Texto fuente -
● ● ●

Olé por los buenos festivales

Un festival para no olvidar, fue grande por los toros y los toreros… días como hoy son los que hacen afición. Un total de diez orejas y un indulto son el balance de este festejo.

Se lidiaron siete novillos toros de la ganadería de Ernesto Gutierrez, de correcta presentación y buen juego, con calidad, encastada la corrida. 

Antonio Ferrera se pudo lucir cómo no lo había podido hacer en la corrida de ayer, le correspondió un novillo toro que aunque  con poca clase, era encastado, bravo y y con mucha movilidad. La faena fue larga, emotiva, en redondo, con poco temple pero con una voluntad y ligazón… incluso al final se dio el gusto de torear al natural de uno en uno, recuperando la muleta en cartucho de pescado y caminado despacito y cruzándose perfectamente. Estocada caída. Vuelta al ruedo al toro tras petición de indulto. Dos orejas. 

Julián López “El Juli” cortó un apéndice al toro que le correspondió, un toro noble, bravo y con motor; al que le hizo una faena tranquila, muy del corte de su propia tauromaquia que se caracteriza por técnica pura… no fue muy larga pero si de mucho contenido. Estocada trasera.

● ● ●

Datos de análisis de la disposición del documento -
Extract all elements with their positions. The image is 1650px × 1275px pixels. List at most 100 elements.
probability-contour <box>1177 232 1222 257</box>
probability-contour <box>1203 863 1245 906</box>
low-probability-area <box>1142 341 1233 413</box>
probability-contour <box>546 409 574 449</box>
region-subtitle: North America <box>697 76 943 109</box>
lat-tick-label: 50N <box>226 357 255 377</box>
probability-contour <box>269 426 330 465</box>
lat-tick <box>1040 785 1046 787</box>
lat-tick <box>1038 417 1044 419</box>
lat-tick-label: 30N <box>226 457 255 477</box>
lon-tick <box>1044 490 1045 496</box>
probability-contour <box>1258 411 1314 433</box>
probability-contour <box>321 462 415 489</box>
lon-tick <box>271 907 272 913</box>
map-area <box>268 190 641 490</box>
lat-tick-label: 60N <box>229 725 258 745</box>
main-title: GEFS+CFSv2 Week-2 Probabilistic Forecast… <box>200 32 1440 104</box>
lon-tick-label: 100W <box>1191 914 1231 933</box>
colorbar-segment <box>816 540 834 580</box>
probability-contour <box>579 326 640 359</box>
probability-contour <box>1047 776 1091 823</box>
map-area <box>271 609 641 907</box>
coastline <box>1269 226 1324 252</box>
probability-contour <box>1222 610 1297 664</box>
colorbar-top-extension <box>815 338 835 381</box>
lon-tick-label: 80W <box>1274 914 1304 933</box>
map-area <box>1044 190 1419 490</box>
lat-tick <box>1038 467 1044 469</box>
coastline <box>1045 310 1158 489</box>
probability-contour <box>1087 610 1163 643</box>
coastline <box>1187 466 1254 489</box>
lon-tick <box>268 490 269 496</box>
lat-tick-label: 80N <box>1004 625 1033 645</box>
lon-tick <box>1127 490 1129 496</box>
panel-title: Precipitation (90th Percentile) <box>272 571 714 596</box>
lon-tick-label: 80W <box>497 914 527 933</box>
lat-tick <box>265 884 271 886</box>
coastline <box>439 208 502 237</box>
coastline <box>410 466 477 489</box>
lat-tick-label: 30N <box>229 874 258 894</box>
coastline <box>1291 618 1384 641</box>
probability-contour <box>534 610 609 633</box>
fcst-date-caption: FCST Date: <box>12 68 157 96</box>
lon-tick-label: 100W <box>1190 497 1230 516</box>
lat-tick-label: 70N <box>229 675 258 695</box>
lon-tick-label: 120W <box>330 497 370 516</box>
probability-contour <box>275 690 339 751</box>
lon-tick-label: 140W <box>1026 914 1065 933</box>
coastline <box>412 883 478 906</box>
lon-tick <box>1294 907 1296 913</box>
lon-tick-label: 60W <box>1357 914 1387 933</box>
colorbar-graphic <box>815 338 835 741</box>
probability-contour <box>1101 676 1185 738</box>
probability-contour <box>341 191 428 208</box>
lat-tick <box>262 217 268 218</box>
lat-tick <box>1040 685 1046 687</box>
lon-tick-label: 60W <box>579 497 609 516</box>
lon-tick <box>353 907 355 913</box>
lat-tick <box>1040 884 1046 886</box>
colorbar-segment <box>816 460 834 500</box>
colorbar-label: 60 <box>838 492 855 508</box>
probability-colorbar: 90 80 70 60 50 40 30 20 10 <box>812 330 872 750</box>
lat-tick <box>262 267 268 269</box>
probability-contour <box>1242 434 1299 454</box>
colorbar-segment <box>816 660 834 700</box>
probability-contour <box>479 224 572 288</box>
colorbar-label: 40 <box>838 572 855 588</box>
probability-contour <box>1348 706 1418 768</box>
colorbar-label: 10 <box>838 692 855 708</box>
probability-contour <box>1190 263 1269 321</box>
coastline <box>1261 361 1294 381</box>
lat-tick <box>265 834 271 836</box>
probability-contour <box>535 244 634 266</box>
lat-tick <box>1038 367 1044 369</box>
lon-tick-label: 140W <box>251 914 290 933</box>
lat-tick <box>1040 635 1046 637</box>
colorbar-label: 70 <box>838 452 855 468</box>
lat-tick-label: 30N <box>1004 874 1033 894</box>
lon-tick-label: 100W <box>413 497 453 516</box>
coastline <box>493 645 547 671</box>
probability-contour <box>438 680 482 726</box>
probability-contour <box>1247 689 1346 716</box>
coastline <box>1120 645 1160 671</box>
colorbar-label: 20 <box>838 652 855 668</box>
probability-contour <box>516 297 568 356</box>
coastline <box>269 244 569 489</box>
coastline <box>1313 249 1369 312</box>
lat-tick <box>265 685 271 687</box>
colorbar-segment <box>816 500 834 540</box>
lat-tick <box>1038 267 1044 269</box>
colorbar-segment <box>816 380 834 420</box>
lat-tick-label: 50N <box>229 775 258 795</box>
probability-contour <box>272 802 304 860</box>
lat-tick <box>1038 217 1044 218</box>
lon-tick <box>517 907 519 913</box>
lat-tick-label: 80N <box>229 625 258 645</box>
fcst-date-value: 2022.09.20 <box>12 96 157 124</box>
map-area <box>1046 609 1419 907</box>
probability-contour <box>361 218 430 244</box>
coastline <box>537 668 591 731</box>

● ● ●

Objetivo del ejercicio -
Transcriba el pasaje de la crónica taurina que va desde "Un festival para" hasta "de este festejo.", cambiando "festejo" por "espectáculo".

Solución desarrollada -
Un festival para no olvidar, fue grande por los toros y los toreros… días como hoy son los que hacen afición. Un total de diez orejas y un indulto son el balance de este espectáculo.